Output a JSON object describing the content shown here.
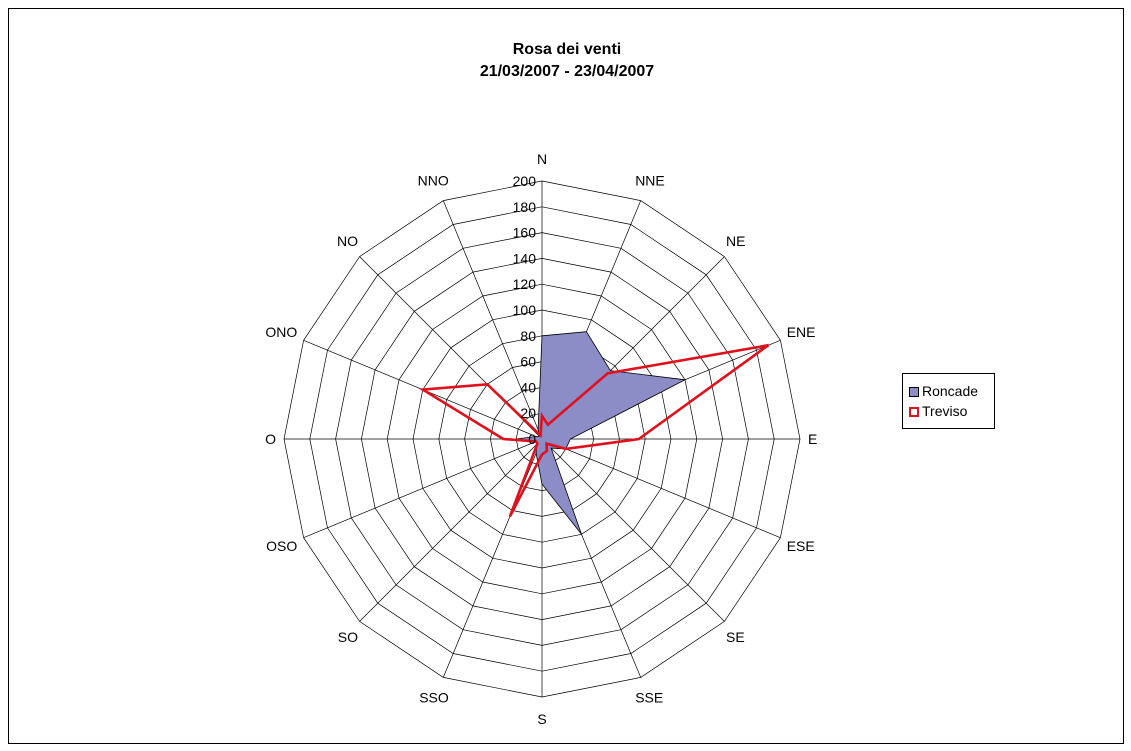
{
  "chart_data": {
    "type": "radar",
    "title": "Rosa dei venti",
    "subtitle": "21/03/2007 - 23/04/2007",
    "categories": [
      "N",
      "NNE",
      "NE",
      "ENE",
      "E",
      "ESE",
      "SE",
      "SSE",
      "S",
      "SSO",
      "SO",
      "OSO",
      "O",
      "ONO",
      "NO",
      "NNO"
    ],
    "rlim": [
      0,
      200
    ],
    "rticks": [
      "0",
      "20",
      "40",
      "60",
      "80",
      "100",
      "120",
      "140",
      "160",
      "180",
      "200"
    ],
    "grid": true,
    "legend_position": "right",
    "series": [
      {
        "name": "Roncade",
        "type": "area",
        "color": "#8c8cc6",
        "edge_color": "#000000",
        "values": [
          80,
          90,
          75,
          120,
          22,
          20,
          10,
          80,
          35,
          12,
          6,
          5,
          20,
          5,
          3,
          8
        ]
      },
      {
        "name": "Treviso",
        "type": "line",
        "color": "#e0101c",
        "values": [
          18,
          12,
          72,
          190,
          75,
          20,
          5,
          10,
          12,
          65,
          5,
          5,
          30,
          100,
          60,
          3
        ]
      }
    ]
  }
}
********************
SET PROBLEM => Print each entry shown above with exact wording and no pictures.

EXERCISE RESULT =>
Output a JSON object describing the content shown here.
{
  "chart_data": {
    "type": "radar",
    "title": "Rosa dei venti",
    "subtitle": "21/03/2007 - 23/04/2007",
    "categories": [
      "N",
      "NNE",
      "NE",
      "ENE",
      "E",
      "ESE",
      "SE",
      "SSE",
      "S",
      "SSO",
      "SO",
      "OSO",
      "O",
      "ONO",
      "NO",
      "NNO"
    ],
    "rlim": [
      0,
      200
    ],
    "rticks": [
      "0",
      "20",
      "40",
      "60",
      "80",
      "100",
      "120",
      "140",
      "160",
      "180",
      "200"
    ],
    "grid": true,
    "legend_position": "right",
    "series": [
      {
        "name": "Roncade",
        "type": "area",
        "color": "#8c8cc6",
        "edge_color": "#000000",
        "values": [
          80,
          90,
          75,
          120,
          22,
          20,
          10,
          80,
          35,
          12,
          6,
          5,
          20,
          5,
          3,
          8
        ]
      },
      {
        "name": "Treviso",
        "type": "line",
        "color": "#e0101c",
        "values": [
          18,
          12,
          72,
          190,
          75,
          20,
          5,
          10,
          12,
          65,
          5,
          5,
          30,
          100,
          60,
          3
        ]
      }
    ]
  }
}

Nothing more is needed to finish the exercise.